Saved entries:
##############################

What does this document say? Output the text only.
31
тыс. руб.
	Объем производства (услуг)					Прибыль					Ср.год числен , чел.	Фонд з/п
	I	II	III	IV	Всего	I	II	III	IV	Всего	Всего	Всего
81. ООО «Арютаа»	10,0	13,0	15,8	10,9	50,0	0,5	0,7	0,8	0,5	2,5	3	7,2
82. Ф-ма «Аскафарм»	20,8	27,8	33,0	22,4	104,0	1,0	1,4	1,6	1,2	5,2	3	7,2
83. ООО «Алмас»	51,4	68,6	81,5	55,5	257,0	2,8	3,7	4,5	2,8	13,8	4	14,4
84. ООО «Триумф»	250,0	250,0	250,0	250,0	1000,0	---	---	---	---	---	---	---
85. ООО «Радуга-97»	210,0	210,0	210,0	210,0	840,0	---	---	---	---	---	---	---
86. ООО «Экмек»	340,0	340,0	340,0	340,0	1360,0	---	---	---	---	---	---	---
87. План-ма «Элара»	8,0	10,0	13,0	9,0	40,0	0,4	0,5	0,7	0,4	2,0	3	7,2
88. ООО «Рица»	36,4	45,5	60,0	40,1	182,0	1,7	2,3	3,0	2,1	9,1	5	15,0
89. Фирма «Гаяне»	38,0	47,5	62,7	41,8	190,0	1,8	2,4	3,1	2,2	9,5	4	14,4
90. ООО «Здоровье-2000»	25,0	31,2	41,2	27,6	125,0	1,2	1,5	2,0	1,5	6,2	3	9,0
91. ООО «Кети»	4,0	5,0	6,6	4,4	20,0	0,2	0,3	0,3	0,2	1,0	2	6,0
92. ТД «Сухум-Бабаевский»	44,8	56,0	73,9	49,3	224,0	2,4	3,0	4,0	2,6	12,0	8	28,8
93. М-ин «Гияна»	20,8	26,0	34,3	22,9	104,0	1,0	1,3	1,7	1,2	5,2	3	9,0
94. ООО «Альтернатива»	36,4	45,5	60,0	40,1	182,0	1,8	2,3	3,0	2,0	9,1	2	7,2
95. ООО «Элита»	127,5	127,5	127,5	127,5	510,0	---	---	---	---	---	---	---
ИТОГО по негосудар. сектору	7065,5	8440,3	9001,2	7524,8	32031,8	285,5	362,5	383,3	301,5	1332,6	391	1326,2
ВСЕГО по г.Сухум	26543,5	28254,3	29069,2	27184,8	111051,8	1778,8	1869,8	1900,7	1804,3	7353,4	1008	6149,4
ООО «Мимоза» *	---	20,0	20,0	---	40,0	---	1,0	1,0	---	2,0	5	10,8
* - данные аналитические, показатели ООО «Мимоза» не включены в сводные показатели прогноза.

##############################

Written problem:
Reproduce every record above exactly as it appears.

Answer to the problem:
What does this document say? Output the text only.
31
тыс. руб.
	Объем производства (услуг)					Прибыль					Ср.год числен , чел.	Фонд з/п
	I	II	III	IV	Всего	I	II	III	IV	Всего	Всего	Всего
81. ООО «Арютаа»	10,0	13,0	15,8	10,9	50,0	0,5	0,7	0,8	0,5	2,5	3	7,2
82. Ф-ма «Аскафарм»	20,8	27,8	33,0	22,4	104,0	1,0	1,4	1,6	1,2	5,2	3	7,2
83. ООО «Алмас»	51,4	68,6	81,5	55,5	257,0	2,8	3,7	4,5	2,8	13,8	4	14,4
84. ООО «Триумф»	250,0	250,0	250,0	250,0	1000,0	---	---	---	---	---	---	---
85. ООО «Радуга-97»	210,0	210,0	210,0	210,0	840,0	---	---	---	---	---	---	---
86. ООО «Экмек»	340,0	340,0	340,0	340,0	1360,0	---	---	---	---	---	---	---
87. План-ма «Элара»	8,0	10,0	13,0	9,0	40,0	0,4	0,5	0,7	0,4	2,0	3	7,2
88. ООО «Рица»	36,4	45,5	60,0	40,1	182,0	1,7	2,3	3,0	2,1	9,1	5	15,0
89. Фирма «Гаяне»	38,0	47,5	62,7	41,8	190,0	1,8	2,4	3,1	2,2	9,5	4	14,4
90. ООО «Здоровье-2000»	25,0	31,2	41,2	27,6	125,0	1,2	1,5	2,0	1,5	6,2	3	9,0
91. ООО «Кети»	4,0	5,0	6,6	4,4	20,0	0,2	0,3	0,3	0,2	1,0	2	6,0
92. ТД «Сухум-Бабаевский»	44,8	56,0	73,9	49,3	224,0	2,4	3,0	4,0	2,6	12,0	8	28,8
93. М-ин «Гияна»	20,8	26,0	34,3	22,9	104,0	1,0	1,3	1,7	1,2	5,2	3	9,0
94. ООО «Альтернатива»	36,4	45,5	60,0	40,1	182,0	1,8	2,3	3,0	2,0	9,1	2	7,2
95. ООО «Элита»	127,5	127,5	127,5	127,5	510,0	---	---	---	---	---	---	---
ИТОГО по негосудар. сектору	7065,5	8440,3	9001,2	7524,8	32031,8	285,5	362,5	383,3	301,5	1332,6	391	1326,2
ВСЕГО по г.Сухум	26543,5	28254,3	29069,2	27184,8	111051,8	1778,8	1869,8	1900,7	1804,3	7353,4	1008	6149,4
ООО «Мимоза» *	---	20,0	20,0	---	40,0	---	1,0	1,0	---	2,0	5	10,8
* - данные аналитические, показатели ООО «Мимоза» не включены в сводные показатели прогноза.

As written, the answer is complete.